(Data records)
•••

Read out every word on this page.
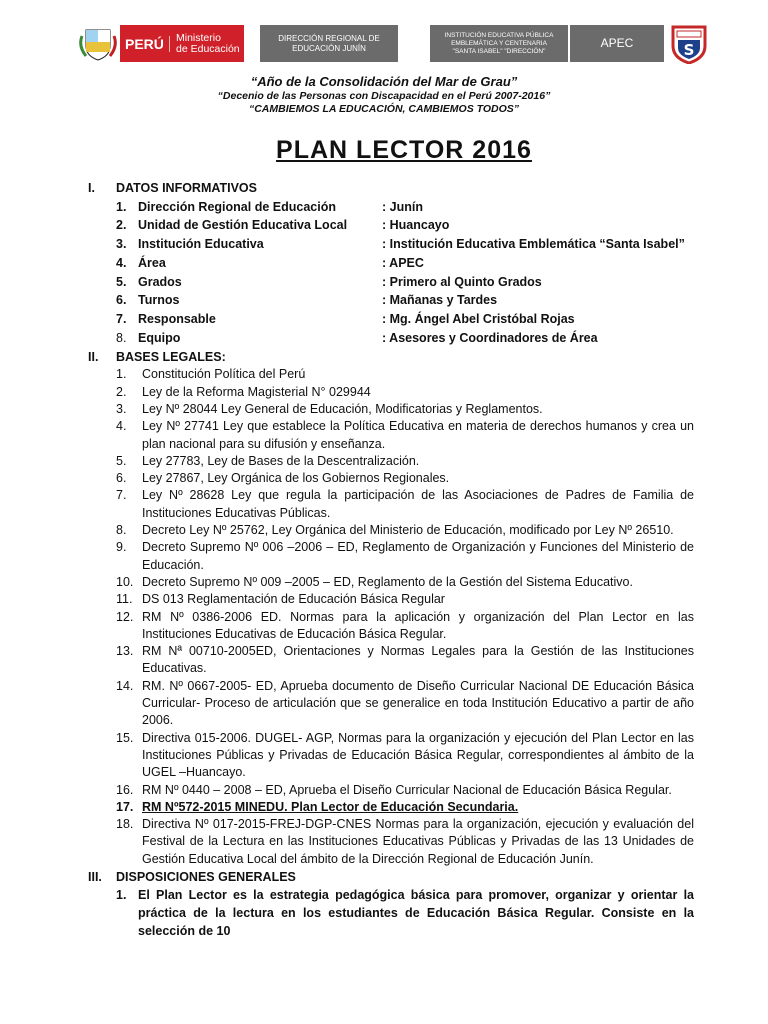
PERÚ	Ministerio
de Educación
DIRECCIÓN REGIONAL DE
EDUCACIÓN JUNÍN
INSTITUCIÓN EDUCATIVA PÚBLICA
EMBLEMÁTICA Y CENTENARIA
"SANTA ISABEL" "DIRECCIÓN"
APEC	S
“Año de la Consolidación del Mar de Grau”
“Decenio de las Personas con Discapacidad en el Perú 2007-2016”
“CAMBIEMOS LA EDUCACIÓN, CAMBIEMOS TODOS”
PLAN LECTOR 2016
I. DATOS INFORMATIVOS
1. Dirección Regional de Educación	: Junín
2. Unidad de Gestión Educativa Local	: Huancayo
3. Institución Educativa	: Institución Educativa Emblemática “Santa Isabel”
4. Área	: APEC
5. Grados	: Primero al Quinto Grados
6. Turnos	: Mañanas y Tardes
7. Responsable	: Mg. Ángel Abel Cristóbal Rojas
8. Equipo	: Asesores y Coordinadores de Área
II. BASES LEGALES:
1. Constitución Política del Perú
2. Ley de la Reforma Magisterial N° 029944
3. Ley Nº 28044 Ley General de Educación, Modificatorias y Reglamentos.
4. Ley Nº 27741 Ley que establece la Política Educativa en materia de derechos humanos y crea un plan nacional para su difusión y enseñanza.
5. Ley 27783, Ley de Bases de la Descentralización.
6. Ley 27867, Ley Orgánica de los Gobiernos Regionales.
7. Ley Nº 28628 Ley que regula la participación de las Asociaciones de Padres de Familia de Instituciones Educativas Públicas.
8. Decreto Ley Nº 25762, Ley Orgánica del Ministerio de Educación, modificado por Ley Nº 26510.
9. Decreto Supremo Nº 006 –2006 – ED, Reglamento de Organización y Funciones del Ministerio de Educación.
10. Decreto Supremo Nº 009 –2005 – ED, Reglamento de la Gestión del Sistema Educativo.
11. DS 013 Reglamentación de Educación Básica Regular
12. RM Nº 0386-2006 ED. Normas para la aplicación y organización del Plan Lector en las Instituciones Educativas de Educación Básica Regular.
13. RM Nª 00710-2005ED, Orientaciones y Normas Legales para la Gestión de las Instituciones Educativas.
14. RM. Nº 0667-2005- ED, Aprueba documento de Diseño Curricular Nacional DE Educación Básica Curricular- Proceso de articulación que se generalice en toda Institución Educativo a partir de año 2006.
15. Directiva 015-2006. DUGEL- AGP, Normas para la organización y ejecución del Plan Lector en las Instituciones Públicas y Privadas de Educación Básica Regular, correspondientes al ámbito de la UGEL –Huancayo.
16. RM Nº 0440 – 2008 – ED, Aprueba el Diseño Curricular Nacional de Educación Básica Regular.
17. RM Nº572-2015 MINEDU. Plan Lector de Educación Secundaria.
18. Directiva Nº 017-2015-FREJ-DGP-CNES Normas para la organización, ejecución y evaluación del Festival de la Lectura en las Instituciones Educativas Públicas y Privadas de las 13 Unidades de Gestión Educativa Local del ámbito de la Dirección Regional de Educación Junín.
III. DISPOSICIONES GENERALES
1. El Plan Lector es la estrategia pedagógica básica para promover, organizar y orientar la práctica de la lectura en los estudiantes de Educación Básica Regular. Consiste en la selección de 10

•••

* _What is expected_
Using the records above, select and copy every line that has the word "Ministerio".

* _Exercise output_
PERÚ	Ministerio
8. Decreto Ley Nº 25762, Ley Orgánica del Ministerio de Educación, modificado por Ley Nº 26510.
9. Decreto Supremo Nº 006 –2006 – ED, Reglamento de Organización y Funciones del Ministerio de Educación.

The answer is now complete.